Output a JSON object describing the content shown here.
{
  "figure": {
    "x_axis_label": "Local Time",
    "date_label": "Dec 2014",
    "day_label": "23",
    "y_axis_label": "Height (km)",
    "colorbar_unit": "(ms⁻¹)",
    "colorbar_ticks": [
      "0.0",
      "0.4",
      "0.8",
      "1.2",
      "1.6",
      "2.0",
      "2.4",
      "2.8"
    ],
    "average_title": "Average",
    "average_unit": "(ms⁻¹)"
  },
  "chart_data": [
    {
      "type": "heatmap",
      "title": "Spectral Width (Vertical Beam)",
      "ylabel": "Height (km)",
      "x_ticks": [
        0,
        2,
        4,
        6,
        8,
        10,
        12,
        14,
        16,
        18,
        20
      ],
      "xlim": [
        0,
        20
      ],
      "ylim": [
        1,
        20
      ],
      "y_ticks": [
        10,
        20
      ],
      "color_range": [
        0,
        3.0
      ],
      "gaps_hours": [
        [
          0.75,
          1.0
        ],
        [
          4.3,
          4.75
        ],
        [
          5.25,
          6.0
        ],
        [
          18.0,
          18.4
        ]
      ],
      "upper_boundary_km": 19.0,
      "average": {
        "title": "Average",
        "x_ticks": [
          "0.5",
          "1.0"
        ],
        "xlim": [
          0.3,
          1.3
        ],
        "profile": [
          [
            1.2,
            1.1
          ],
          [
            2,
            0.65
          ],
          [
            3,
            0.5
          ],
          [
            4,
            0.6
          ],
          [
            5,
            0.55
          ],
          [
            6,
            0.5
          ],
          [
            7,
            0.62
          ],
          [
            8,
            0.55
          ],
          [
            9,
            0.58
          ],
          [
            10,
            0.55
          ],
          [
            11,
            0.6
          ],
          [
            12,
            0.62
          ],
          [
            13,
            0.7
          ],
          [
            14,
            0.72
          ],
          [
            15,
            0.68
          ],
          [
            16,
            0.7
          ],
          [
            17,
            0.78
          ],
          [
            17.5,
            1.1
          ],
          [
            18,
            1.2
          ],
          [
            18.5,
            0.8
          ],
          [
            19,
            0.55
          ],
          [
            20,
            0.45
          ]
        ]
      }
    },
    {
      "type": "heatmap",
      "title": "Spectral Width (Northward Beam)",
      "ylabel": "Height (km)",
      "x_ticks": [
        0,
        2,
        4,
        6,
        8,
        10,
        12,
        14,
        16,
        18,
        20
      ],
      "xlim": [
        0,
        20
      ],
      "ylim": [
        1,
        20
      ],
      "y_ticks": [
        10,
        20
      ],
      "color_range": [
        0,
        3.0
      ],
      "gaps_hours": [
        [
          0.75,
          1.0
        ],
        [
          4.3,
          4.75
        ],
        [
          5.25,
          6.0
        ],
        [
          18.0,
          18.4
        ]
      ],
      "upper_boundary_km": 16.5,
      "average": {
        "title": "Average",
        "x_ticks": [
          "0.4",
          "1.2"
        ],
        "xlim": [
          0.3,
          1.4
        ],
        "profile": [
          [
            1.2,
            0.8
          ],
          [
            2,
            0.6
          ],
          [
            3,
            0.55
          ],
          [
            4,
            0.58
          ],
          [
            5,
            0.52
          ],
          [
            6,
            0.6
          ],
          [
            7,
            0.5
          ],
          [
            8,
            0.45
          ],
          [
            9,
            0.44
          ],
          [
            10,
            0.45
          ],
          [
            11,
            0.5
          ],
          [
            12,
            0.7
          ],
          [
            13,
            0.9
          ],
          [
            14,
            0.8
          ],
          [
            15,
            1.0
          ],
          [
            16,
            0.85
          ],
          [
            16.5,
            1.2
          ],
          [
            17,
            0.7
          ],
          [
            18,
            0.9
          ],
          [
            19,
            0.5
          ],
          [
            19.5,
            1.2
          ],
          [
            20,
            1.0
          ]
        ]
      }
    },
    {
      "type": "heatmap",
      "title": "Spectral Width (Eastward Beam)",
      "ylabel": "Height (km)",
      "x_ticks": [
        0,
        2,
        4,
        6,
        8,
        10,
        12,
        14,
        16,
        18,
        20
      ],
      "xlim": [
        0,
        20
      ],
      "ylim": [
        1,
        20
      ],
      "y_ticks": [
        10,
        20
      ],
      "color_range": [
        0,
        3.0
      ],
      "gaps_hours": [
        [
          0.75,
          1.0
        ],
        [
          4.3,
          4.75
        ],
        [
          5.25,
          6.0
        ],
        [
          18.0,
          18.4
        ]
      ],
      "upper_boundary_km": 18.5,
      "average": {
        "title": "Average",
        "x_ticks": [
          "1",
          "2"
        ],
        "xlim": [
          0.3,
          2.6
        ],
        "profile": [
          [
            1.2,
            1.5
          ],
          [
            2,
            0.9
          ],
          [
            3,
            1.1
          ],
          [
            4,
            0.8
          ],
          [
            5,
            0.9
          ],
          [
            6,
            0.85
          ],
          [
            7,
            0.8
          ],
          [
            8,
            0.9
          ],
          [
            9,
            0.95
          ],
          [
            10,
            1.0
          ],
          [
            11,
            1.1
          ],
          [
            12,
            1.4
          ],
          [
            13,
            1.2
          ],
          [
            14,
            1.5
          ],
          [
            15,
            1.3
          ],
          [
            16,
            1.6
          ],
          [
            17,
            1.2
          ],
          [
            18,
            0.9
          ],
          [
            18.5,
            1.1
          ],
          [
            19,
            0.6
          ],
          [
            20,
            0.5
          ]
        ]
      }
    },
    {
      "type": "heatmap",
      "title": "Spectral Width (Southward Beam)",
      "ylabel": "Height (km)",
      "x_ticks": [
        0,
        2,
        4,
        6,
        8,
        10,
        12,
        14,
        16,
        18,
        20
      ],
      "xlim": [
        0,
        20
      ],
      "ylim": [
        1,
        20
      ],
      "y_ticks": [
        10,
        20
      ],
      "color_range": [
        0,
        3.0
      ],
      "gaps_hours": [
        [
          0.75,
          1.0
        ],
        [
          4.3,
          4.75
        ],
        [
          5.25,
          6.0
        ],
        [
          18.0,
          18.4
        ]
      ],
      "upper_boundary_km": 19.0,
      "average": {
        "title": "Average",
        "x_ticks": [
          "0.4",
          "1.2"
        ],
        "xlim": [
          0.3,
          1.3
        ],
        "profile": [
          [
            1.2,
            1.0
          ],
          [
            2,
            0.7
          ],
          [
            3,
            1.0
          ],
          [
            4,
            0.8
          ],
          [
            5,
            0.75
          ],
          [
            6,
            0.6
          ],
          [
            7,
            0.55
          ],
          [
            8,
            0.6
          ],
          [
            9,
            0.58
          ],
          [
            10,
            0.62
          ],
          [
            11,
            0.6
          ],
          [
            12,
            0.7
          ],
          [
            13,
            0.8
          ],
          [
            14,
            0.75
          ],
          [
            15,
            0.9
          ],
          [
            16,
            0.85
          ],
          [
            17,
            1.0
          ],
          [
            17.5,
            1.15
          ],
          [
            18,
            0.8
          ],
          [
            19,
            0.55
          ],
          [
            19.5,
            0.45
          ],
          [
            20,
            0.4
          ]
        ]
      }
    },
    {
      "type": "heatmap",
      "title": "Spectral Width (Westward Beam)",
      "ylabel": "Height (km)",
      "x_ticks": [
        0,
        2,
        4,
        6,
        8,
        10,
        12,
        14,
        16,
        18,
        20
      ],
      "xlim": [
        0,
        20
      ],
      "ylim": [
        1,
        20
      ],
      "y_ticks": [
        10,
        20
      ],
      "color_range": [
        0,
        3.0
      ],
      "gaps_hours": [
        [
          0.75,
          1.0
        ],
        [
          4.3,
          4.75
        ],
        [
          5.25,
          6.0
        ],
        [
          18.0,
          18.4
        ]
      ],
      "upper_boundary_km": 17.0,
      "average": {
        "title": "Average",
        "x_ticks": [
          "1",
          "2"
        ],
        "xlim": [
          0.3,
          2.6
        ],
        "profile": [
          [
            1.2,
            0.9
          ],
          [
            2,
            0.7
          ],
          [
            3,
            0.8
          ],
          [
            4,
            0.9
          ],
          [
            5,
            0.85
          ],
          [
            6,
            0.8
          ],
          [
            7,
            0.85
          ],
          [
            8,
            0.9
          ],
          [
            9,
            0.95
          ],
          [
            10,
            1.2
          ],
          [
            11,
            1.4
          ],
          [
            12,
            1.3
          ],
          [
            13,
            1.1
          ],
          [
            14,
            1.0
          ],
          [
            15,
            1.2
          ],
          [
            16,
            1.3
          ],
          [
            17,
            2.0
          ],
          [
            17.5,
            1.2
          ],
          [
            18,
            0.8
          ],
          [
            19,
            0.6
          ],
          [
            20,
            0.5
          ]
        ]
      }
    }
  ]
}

• Aim of the task: Return a copy of every line that includes the word "Width".

• Final answer:
      "title": "Spectral Width (Vertical Beam)",
      "title": "Spectral Width (Northward Beam)",
      "title": "Spectral Width (Eastward Beam)",
      "title": "Spectral Width (Southward Beam)",
      "title": "Spectral Width (Westward Beam)",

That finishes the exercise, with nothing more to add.